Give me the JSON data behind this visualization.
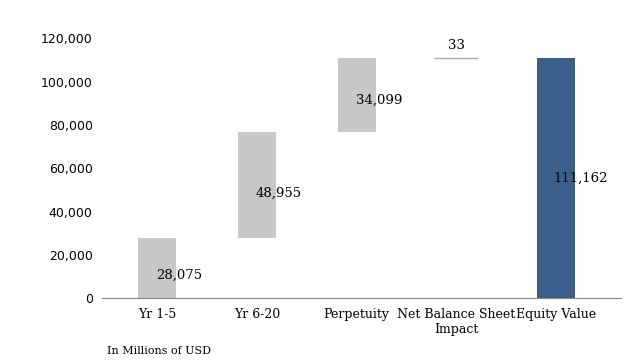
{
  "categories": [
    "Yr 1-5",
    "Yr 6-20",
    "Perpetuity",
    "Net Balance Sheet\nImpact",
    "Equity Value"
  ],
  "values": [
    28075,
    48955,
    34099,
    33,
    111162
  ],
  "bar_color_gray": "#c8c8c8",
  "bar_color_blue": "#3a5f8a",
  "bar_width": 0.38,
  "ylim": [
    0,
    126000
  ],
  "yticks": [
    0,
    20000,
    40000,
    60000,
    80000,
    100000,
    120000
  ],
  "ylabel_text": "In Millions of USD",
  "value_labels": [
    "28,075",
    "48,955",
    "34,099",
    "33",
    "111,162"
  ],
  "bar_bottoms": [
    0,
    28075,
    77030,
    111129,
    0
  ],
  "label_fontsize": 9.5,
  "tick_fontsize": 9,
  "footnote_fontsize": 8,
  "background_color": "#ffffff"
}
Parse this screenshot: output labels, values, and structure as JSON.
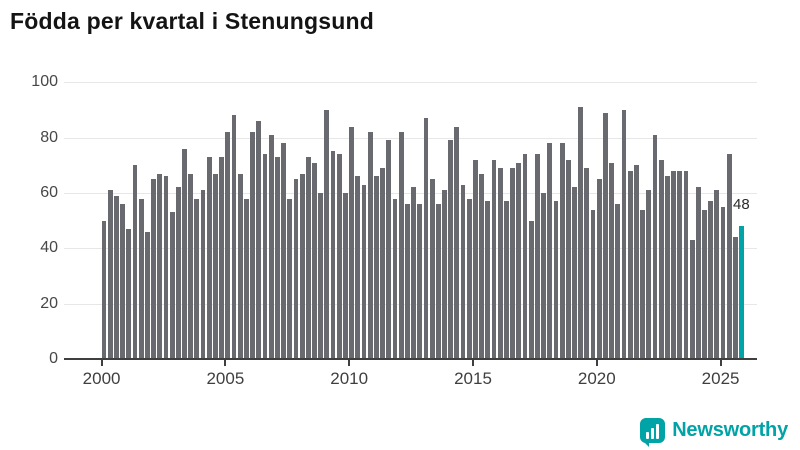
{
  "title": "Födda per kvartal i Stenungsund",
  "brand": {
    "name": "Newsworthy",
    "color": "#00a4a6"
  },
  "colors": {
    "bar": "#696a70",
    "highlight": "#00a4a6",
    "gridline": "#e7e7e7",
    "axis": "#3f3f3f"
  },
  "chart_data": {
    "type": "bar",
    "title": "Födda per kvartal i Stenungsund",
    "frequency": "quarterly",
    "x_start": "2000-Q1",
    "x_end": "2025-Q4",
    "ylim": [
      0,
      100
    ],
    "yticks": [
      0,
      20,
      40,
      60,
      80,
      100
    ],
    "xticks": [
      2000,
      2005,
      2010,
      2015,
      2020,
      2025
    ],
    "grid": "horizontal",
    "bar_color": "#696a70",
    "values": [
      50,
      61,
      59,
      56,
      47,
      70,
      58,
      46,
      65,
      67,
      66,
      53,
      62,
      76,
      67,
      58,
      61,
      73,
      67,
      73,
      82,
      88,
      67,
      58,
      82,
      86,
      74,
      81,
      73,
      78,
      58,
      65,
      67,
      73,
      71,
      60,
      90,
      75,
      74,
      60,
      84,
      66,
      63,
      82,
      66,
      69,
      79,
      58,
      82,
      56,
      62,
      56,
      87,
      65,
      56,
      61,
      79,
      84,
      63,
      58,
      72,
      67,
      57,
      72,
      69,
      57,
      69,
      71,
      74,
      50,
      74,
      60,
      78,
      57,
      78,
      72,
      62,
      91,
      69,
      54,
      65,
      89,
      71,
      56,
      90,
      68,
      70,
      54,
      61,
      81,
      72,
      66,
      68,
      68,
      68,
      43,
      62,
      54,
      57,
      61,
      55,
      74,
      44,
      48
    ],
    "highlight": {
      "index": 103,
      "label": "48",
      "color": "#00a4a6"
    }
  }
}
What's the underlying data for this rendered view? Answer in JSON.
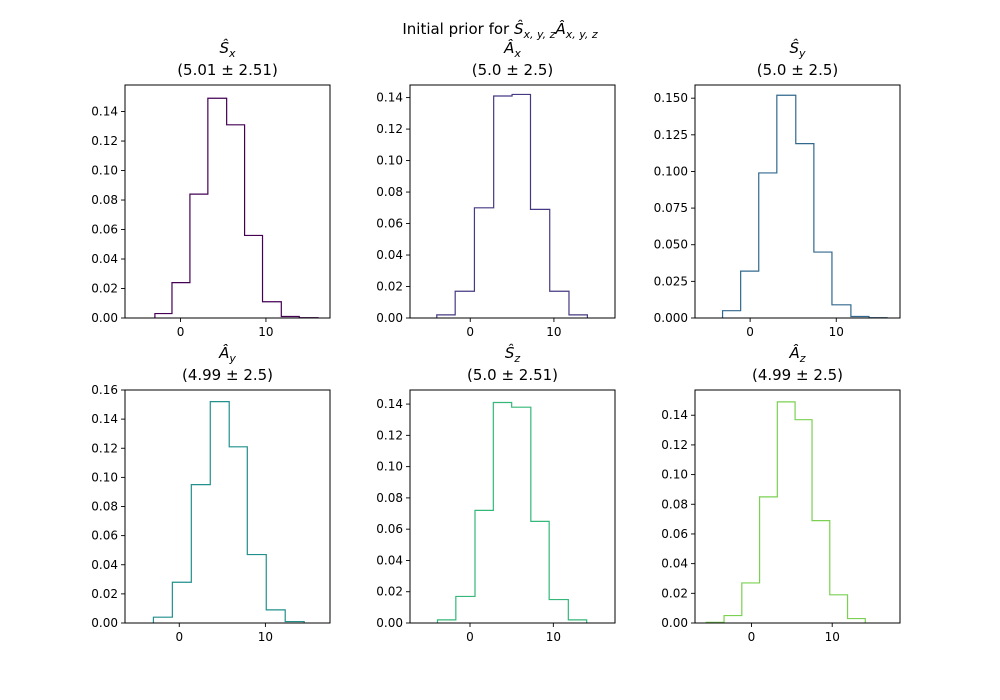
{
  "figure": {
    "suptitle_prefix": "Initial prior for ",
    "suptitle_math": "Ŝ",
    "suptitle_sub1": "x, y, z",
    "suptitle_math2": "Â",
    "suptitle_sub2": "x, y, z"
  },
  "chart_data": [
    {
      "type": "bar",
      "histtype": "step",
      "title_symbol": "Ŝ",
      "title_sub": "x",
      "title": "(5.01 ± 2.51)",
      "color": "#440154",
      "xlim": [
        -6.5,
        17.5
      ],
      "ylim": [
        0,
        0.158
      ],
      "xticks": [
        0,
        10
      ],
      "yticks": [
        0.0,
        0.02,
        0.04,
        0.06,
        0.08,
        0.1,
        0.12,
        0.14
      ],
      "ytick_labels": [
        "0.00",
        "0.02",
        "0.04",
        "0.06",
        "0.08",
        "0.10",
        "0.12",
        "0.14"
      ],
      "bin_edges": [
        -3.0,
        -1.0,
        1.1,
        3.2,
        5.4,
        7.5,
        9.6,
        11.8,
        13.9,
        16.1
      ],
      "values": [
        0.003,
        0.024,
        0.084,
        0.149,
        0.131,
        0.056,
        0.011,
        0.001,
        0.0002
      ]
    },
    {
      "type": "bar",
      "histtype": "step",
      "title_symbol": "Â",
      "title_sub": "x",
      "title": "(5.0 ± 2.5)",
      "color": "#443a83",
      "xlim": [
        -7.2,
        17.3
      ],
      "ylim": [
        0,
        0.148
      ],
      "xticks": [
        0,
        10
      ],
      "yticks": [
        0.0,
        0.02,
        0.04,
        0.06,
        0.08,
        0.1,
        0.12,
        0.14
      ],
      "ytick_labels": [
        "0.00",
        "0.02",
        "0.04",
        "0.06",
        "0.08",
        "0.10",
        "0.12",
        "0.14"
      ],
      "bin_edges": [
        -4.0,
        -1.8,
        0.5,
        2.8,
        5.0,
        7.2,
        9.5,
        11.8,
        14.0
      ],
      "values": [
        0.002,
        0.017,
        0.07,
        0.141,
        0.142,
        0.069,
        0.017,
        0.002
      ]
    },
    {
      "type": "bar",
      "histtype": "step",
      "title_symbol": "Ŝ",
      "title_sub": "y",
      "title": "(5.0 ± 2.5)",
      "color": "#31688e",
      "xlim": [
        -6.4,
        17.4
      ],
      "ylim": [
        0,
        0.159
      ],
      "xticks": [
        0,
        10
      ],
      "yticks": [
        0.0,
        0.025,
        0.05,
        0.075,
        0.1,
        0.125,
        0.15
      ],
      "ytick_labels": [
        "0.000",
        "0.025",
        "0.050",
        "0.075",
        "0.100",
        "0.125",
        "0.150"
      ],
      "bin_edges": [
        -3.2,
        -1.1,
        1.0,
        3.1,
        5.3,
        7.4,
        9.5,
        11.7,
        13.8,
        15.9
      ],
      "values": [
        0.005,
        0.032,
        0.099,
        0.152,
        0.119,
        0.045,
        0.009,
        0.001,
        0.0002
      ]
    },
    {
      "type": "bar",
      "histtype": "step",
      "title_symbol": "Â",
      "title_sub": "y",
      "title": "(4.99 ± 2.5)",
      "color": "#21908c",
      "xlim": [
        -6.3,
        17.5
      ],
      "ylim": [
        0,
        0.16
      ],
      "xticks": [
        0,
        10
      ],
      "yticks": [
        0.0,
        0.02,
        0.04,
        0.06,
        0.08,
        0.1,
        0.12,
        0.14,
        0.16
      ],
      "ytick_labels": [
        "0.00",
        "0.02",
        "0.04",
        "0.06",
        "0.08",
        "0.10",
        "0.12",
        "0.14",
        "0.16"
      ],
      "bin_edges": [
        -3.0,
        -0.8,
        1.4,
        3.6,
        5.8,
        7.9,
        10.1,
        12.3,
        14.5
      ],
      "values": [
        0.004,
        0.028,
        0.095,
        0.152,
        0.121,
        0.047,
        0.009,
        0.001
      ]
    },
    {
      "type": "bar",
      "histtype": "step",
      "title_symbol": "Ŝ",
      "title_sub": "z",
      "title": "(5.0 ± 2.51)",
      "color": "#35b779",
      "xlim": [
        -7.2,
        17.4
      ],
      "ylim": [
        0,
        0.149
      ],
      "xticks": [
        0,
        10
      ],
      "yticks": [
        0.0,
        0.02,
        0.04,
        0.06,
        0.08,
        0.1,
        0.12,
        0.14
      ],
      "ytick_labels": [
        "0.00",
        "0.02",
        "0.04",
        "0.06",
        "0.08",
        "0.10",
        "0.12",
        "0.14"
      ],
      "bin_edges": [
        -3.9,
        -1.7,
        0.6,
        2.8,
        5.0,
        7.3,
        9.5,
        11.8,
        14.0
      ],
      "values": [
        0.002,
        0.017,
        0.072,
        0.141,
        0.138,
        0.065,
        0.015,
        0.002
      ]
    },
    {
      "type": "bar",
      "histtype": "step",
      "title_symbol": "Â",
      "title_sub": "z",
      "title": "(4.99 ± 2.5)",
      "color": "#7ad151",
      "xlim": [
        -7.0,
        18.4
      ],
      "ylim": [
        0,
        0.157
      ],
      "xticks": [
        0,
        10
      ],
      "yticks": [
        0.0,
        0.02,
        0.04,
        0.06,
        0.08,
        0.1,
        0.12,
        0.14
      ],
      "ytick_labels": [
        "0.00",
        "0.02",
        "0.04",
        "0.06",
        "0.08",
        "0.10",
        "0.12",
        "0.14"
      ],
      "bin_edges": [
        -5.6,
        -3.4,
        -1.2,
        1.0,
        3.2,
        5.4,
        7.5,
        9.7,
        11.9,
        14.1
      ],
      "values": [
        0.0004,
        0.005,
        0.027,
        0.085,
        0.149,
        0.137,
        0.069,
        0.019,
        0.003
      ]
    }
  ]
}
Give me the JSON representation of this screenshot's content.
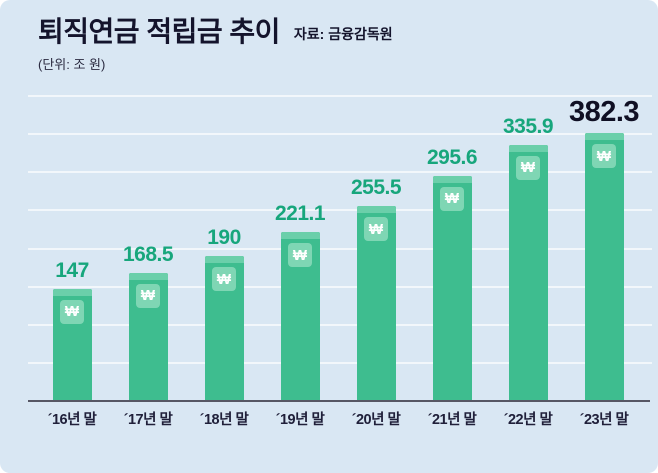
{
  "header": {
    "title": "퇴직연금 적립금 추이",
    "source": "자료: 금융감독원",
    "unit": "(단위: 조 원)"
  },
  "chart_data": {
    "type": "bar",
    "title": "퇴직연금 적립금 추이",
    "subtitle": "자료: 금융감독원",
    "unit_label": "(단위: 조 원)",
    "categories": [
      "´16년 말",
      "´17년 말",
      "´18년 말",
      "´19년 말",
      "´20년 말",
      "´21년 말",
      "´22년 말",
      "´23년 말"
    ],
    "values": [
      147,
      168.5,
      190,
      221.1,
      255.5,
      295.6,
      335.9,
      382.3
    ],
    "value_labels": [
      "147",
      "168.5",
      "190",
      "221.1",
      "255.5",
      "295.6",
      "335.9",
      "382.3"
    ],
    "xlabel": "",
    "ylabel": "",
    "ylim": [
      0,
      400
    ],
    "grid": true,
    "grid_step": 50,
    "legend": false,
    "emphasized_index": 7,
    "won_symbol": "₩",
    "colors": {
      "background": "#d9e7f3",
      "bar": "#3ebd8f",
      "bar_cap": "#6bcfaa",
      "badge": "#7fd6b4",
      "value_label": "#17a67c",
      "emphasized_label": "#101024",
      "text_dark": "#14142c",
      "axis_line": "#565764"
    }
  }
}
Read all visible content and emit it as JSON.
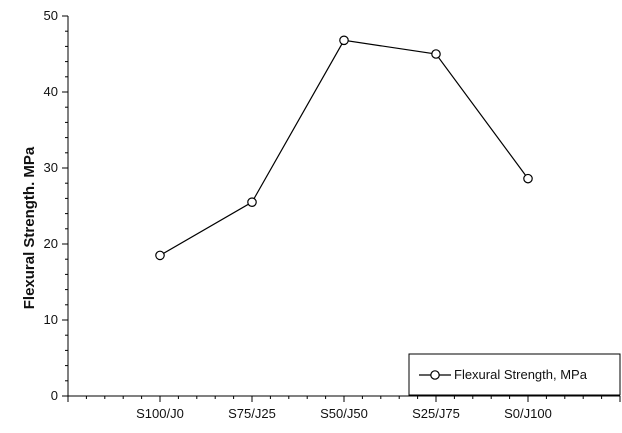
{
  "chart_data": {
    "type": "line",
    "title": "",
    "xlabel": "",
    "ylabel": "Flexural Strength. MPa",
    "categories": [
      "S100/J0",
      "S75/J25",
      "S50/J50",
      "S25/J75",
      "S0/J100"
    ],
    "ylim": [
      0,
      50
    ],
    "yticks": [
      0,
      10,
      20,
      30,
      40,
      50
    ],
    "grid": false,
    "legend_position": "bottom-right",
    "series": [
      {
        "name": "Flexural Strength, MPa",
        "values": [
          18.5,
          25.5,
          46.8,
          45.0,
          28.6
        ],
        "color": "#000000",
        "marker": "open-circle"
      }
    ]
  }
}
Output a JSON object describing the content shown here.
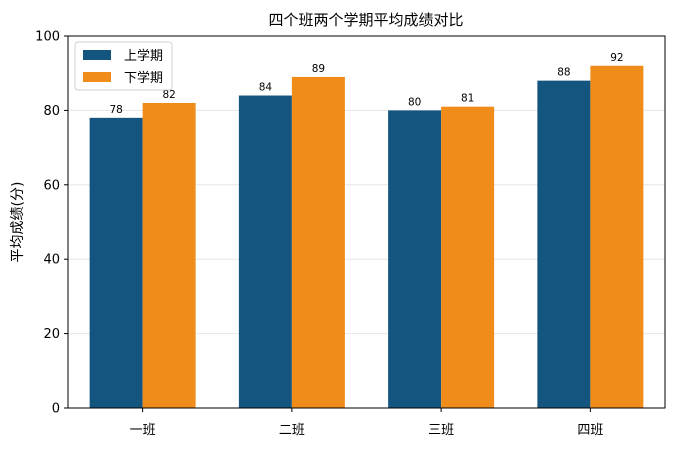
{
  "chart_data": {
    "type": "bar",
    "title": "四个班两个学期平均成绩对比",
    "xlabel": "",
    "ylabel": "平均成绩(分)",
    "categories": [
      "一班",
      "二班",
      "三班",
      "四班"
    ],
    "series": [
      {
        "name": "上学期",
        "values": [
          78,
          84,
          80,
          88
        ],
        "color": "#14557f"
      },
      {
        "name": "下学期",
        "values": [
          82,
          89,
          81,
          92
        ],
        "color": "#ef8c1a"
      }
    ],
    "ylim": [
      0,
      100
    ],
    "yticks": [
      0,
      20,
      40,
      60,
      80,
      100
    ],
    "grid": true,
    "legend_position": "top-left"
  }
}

# # #

Exercise requirements
Select from the material above each line in which the string "content" appears, and list those lines.

Written answer
Give me the JSON representation of this screenshot's content.
Read all visible content and emit it as JSON.
Output a JSON object describing the content shown here.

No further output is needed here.